Action item: Count each line below that has "biểu" anywhere in it. Answer with the total alone.

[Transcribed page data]
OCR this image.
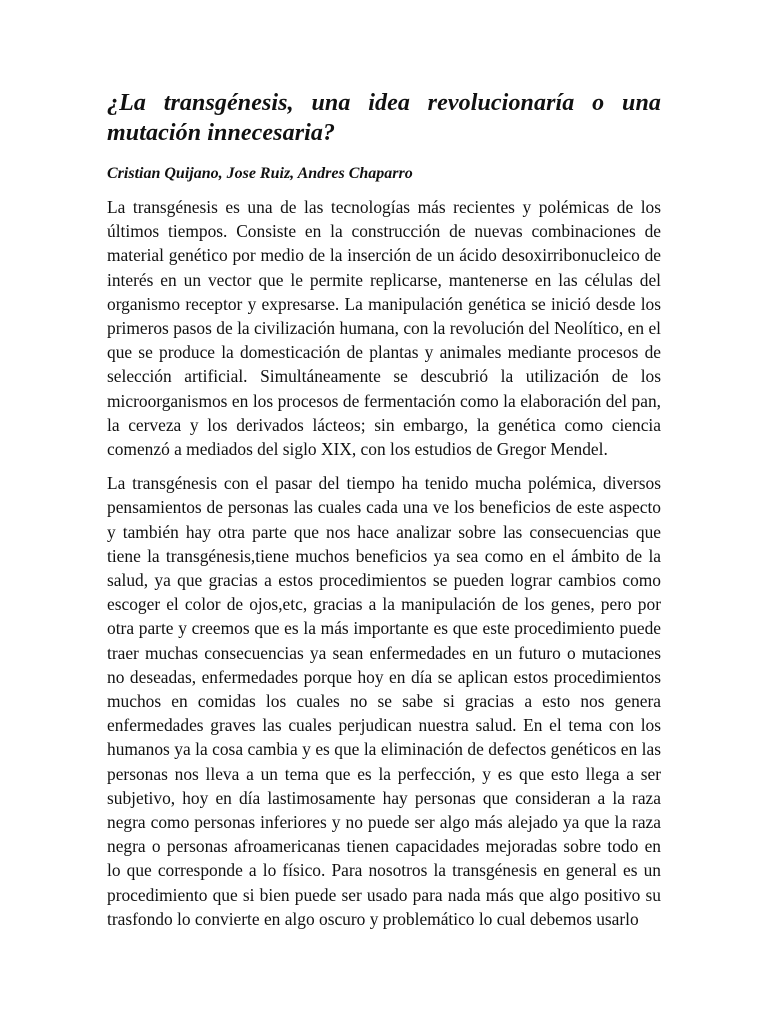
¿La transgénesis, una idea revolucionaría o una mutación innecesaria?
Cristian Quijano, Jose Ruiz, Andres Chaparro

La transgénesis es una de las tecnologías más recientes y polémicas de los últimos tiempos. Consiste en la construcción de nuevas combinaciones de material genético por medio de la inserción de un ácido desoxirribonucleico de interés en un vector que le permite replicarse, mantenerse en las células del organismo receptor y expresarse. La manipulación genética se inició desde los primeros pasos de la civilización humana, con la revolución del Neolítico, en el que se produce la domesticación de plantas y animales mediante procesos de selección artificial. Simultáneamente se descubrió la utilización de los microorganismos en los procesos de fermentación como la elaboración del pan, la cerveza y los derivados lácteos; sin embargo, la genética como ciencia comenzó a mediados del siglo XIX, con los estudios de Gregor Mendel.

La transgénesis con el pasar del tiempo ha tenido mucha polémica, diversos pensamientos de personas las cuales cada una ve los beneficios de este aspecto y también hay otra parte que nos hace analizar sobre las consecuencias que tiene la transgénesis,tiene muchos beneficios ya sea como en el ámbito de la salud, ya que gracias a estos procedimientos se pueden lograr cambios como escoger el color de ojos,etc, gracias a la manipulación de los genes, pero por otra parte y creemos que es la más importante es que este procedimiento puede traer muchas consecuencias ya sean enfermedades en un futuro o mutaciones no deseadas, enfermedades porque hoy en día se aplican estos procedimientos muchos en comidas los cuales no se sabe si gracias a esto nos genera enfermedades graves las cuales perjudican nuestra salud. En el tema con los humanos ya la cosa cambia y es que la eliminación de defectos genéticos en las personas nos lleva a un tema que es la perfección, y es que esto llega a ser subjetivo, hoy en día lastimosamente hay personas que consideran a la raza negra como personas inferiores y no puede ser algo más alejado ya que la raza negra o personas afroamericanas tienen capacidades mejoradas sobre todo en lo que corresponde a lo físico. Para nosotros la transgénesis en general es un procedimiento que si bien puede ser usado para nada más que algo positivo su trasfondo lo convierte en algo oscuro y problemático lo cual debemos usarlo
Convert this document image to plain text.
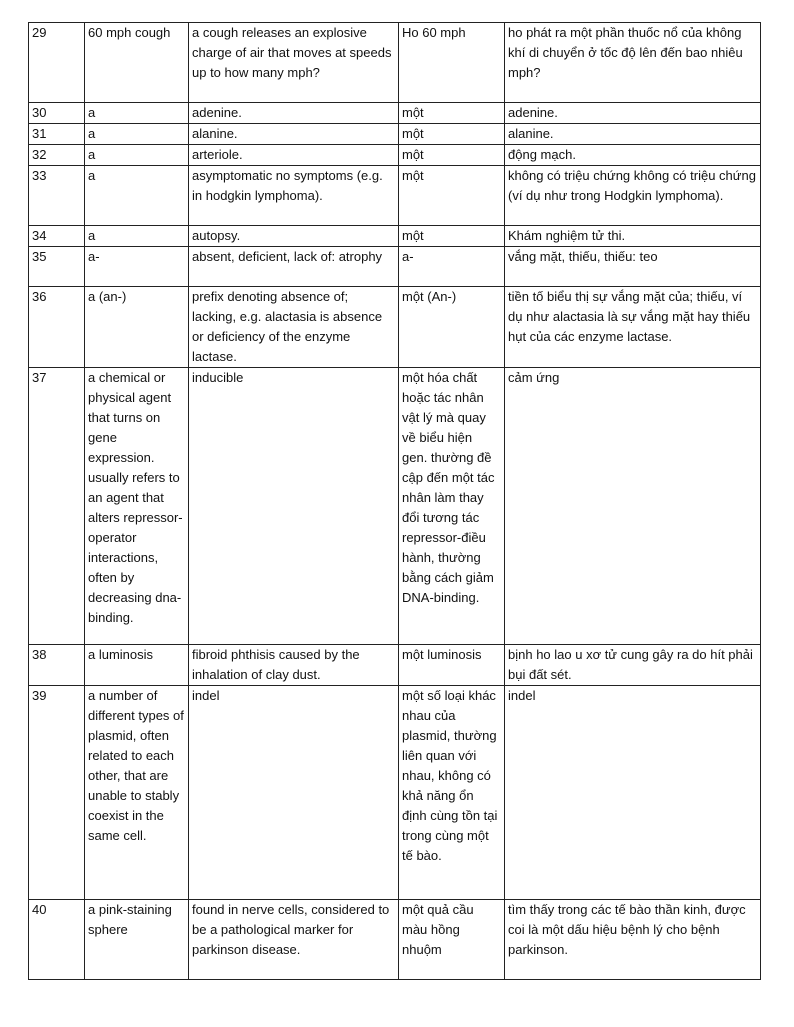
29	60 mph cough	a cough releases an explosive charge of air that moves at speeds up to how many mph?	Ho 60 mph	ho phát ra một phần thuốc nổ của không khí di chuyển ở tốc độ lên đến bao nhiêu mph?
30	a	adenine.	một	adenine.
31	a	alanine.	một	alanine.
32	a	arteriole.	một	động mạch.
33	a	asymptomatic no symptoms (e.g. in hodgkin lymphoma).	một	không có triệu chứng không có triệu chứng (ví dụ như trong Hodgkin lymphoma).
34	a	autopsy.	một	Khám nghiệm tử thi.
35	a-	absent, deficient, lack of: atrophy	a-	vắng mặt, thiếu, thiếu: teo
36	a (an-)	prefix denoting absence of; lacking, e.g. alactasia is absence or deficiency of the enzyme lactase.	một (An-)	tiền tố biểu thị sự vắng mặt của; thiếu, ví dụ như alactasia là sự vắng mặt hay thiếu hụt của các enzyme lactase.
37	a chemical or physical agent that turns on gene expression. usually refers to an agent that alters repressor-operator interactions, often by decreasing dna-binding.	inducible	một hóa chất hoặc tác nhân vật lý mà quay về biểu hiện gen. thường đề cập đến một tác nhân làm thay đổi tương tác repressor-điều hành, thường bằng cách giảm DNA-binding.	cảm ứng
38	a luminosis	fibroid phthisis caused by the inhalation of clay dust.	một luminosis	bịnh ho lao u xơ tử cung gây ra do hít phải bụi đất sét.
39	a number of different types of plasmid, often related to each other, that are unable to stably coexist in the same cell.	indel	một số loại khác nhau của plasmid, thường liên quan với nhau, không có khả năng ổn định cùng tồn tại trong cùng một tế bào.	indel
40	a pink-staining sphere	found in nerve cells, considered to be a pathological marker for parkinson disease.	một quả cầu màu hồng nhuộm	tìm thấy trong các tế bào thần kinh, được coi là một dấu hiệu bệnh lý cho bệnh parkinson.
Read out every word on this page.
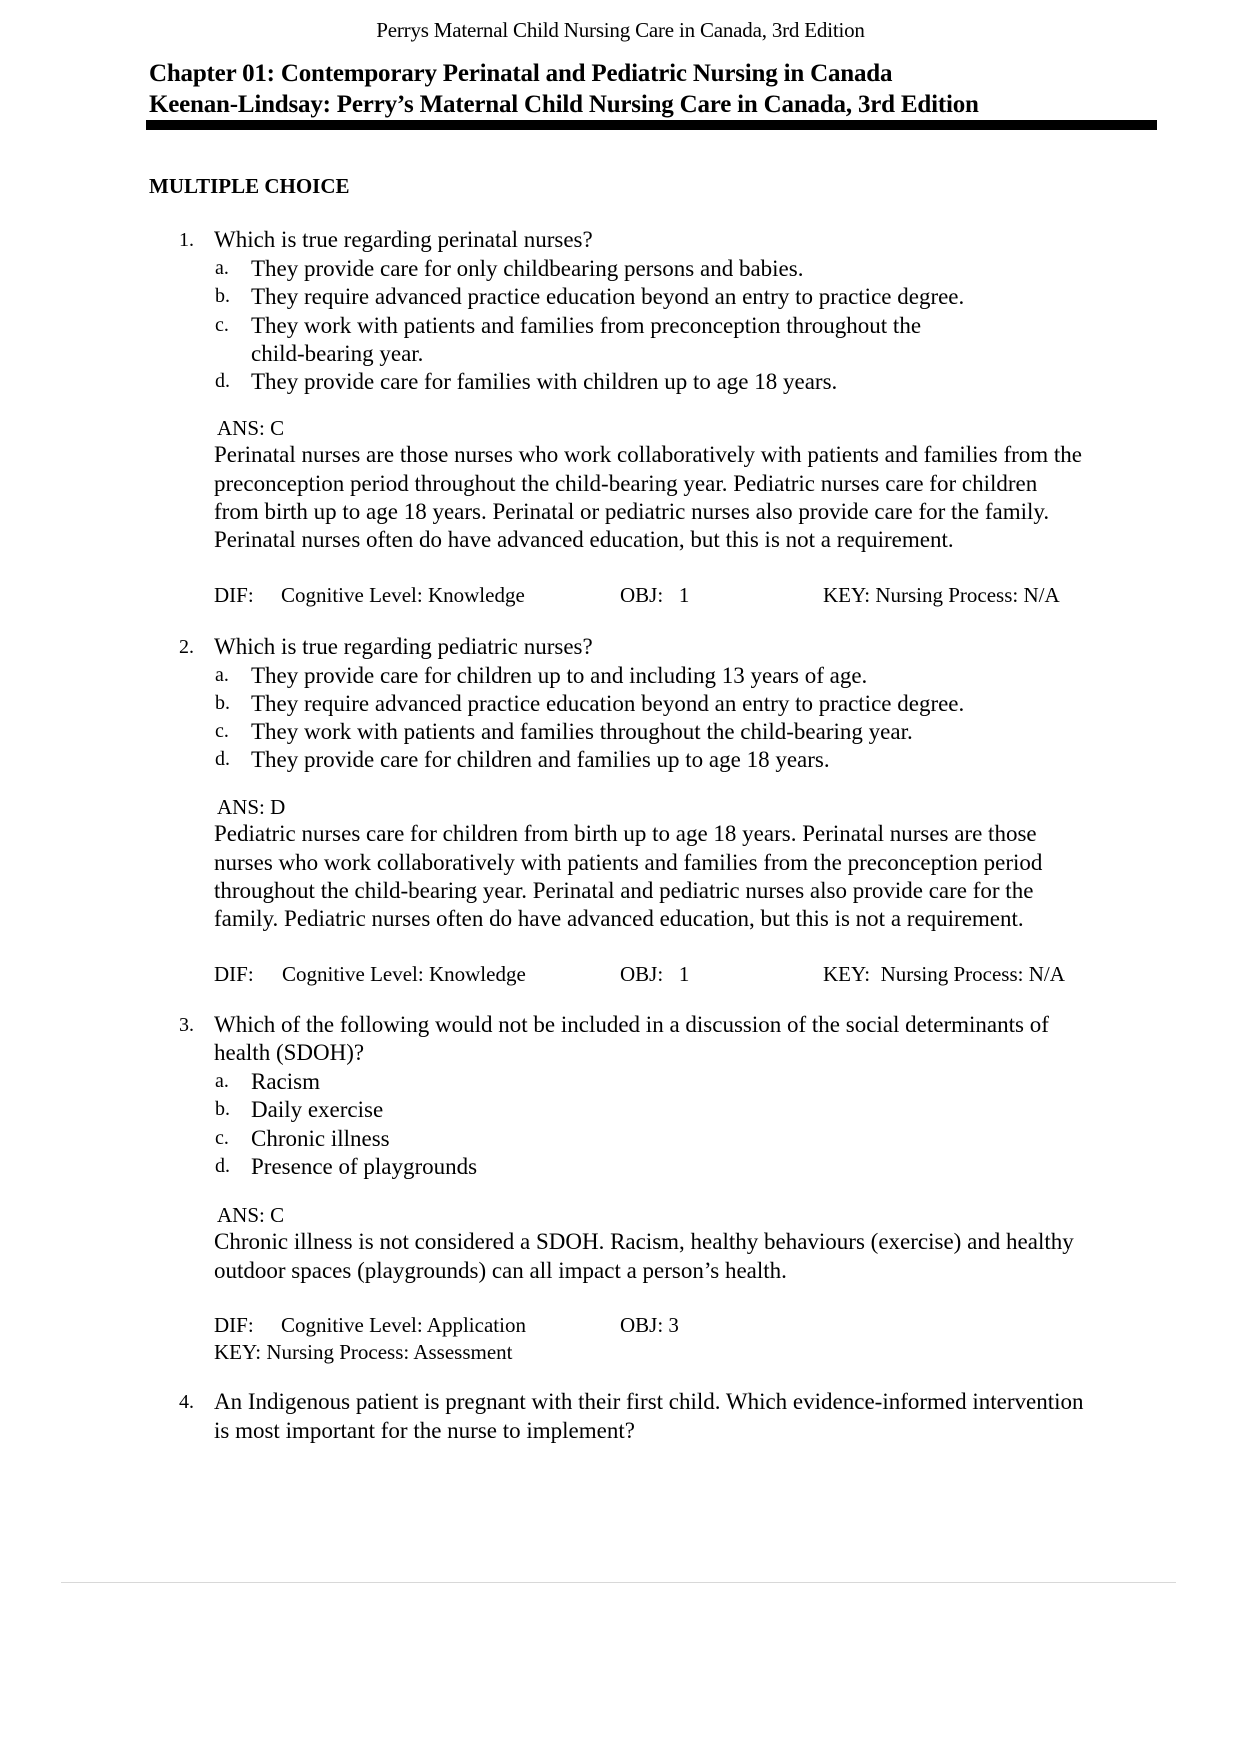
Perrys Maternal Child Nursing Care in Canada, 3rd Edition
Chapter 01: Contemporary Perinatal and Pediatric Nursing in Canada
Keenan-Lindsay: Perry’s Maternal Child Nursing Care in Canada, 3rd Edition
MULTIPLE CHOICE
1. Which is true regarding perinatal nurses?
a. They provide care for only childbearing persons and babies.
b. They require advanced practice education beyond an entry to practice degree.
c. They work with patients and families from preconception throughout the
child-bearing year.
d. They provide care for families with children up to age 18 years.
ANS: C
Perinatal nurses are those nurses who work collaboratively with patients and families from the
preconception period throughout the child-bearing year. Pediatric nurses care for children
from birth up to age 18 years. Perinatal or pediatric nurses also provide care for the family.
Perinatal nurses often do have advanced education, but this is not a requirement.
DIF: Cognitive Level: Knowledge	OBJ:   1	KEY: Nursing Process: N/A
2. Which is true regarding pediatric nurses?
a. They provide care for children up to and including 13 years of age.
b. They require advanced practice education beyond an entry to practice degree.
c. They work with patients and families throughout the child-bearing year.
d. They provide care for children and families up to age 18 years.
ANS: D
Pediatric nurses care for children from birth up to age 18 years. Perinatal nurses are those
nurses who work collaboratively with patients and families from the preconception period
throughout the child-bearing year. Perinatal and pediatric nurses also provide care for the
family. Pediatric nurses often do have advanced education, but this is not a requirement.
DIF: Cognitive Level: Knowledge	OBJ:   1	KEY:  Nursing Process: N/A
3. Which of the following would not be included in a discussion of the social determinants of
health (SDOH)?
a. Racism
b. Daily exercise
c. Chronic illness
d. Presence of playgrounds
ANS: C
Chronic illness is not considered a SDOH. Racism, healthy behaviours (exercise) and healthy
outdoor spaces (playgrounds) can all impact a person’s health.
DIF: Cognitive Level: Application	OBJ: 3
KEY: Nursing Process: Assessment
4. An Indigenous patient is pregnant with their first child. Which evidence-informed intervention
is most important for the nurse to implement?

Answer to this exercise: 2